Task prompt: What number of lines hold the word "color"? State that number and nothing besides.

Data in this exercise:
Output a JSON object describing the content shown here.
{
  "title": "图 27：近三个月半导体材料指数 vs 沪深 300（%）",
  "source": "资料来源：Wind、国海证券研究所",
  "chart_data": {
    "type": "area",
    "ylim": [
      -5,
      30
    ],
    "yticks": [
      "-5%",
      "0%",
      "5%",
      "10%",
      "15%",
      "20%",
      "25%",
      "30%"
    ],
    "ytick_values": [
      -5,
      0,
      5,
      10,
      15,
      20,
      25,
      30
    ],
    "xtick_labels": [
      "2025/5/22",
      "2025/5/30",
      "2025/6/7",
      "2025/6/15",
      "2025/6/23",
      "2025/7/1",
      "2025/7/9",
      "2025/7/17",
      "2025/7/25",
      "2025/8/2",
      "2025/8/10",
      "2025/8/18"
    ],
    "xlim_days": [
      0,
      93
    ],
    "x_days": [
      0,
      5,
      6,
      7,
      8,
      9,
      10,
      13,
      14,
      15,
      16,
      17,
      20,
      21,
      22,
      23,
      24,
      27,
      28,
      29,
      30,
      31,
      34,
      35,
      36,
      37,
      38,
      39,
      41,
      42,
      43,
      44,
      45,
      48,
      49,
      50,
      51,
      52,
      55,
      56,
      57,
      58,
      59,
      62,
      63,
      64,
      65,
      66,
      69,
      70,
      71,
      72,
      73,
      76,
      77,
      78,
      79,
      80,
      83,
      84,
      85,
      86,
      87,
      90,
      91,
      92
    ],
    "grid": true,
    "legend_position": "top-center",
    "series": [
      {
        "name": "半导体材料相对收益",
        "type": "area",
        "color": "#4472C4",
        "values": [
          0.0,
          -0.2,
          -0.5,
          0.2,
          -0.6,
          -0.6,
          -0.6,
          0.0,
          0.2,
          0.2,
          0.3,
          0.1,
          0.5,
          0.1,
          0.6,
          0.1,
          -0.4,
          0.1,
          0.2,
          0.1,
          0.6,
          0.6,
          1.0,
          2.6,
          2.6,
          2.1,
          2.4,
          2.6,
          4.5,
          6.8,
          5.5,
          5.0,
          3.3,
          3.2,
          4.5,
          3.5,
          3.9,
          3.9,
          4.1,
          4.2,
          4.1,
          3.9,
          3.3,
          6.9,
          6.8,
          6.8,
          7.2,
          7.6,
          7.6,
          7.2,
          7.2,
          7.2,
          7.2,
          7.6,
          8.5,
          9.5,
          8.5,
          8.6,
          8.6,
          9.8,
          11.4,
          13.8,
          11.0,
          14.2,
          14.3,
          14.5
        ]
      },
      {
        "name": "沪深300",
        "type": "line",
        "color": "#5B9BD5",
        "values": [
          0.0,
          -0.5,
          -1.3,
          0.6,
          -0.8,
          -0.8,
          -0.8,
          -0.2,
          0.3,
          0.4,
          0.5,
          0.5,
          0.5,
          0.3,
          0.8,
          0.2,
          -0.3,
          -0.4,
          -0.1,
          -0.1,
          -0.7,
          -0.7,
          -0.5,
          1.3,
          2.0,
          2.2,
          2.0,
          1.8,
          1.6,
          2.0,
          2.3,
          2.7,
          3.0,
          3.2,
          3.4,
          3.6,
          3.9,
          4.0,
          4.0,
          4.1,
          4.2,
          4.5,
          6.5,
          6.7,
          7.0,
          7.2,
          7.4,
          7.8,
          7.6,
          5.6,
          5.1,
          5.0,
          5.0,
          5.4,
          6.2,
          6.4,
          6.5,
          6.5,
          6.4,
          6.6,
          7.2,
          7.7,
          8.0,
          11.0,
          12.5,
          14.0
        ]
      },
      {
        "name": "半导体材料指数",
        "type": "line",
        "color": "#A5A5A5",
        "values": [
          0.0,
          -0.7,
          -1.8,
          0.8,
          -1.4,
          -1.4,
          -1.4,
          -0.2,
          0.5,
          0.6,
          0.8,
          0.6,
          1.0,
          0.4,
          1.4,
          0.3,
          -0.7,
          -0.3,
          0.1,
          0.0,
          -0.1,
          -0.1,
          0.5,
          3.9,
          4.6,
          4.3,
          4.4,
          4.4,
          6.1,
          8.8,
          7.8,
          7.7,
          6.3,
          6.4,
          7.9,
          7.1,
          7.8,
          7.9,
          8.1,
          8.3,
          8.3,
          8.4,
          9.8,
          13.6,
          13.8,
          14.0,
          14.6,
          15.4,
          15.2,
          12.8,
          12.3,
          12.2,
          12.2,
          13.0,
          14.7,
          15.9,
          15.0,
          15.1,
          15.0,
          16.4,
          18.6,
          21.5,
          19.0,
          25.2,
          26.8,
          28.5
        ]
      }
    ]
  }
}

Complete response: 3